[begin INFORMATION GIVEN]

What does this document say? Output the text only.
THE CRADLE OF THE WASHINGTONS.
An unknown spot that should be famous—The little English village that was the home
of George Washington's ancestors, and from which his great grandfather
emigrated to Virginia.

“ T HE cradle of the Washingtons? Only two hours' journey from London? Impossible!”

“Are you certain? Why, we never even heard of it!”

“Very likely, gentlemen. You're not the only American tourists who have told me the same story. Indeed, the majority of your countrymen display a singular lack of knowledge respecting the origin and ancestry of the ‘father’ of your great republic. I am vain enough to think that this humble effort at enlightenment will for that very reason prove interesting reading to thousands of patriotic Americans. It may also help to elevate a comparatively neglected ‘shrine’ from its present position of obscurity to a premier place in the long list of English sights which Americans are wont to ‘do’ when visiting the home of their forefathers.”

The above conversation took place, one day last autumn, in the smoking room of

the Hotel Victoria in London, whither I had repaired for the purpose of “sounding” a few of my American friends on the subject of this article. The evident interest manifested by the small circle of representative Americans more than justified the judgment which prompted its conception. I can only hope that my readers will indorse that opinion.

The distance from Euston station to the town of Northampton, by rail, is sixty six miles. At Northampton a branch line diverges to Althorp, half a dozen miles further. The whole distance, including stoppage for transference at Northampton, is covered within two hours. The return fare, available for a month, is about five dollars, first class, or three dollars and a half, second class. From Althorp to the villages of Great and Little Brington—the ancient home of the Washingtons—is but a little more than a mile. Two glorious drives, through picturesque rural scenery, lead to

[end INFORMATION GIVEN]

=== EXERCISE REQUIREMENTS ===
Every entry should be output exactly as written, please.

=== SOLUTION FOR THIS EXERCISE ===
What does this document say? Output the text only.
THE CRADLE OF THE WASHINGTONS.
An unknown spot that should be famous—The little English village that was the home
of George Washington's ancestors, and from which his great grandfather
emigrated to Virginia.

“ T HE cradle of the Washingtons? Only two hours' journey from London? Impossible!”

“Are you certain? Why, we never even heard of it!”

“Very likely, gentlemen. You're not the only American tourists who have told me the same story. Indeed, the majority of your countrymen display a singular lack of knowledge respecting the origin and ancestry of the ‘father’ of your great republic. I am vain enough to think that this humble effort at enlightenment will for that very reason prove interesting reading to thousands of patriotic Americans. It may also help to elevate a comparatively neglected ‘shrine’ from its present position of obscurity to a premier place in the long list of English sights which Americans are wont to ‘do’ when visiting the home of their forefathers.”

The above conversation took place, one day last autumn, in the smoking room of

the Hotel Victoria in London, whither I had repaired for the purpose of “sounding” a few of my American friends on the subject of this article. The evident interest manifested by the small circle of representative Americans more than justified the judgment which prompted its conception. I can only hope that my readers will indorse that opinion.

The distance from Euston station to the town of Northampton, by rail, is sixty six miles. At Northampton a branch line diverges to Althorp, half a dozen miles further. The whole distance, including stoppage for transference at Northampton, is covered within two hours. The return fare, available for a month, is about five dollars, first class, or three dollars and a half, second class. From Althorp to the villages of Great and Little Brington—the ancient home of the Washingtons—is but a little more than a mile. Two glorious drives, through picturesque rural scenery, lead to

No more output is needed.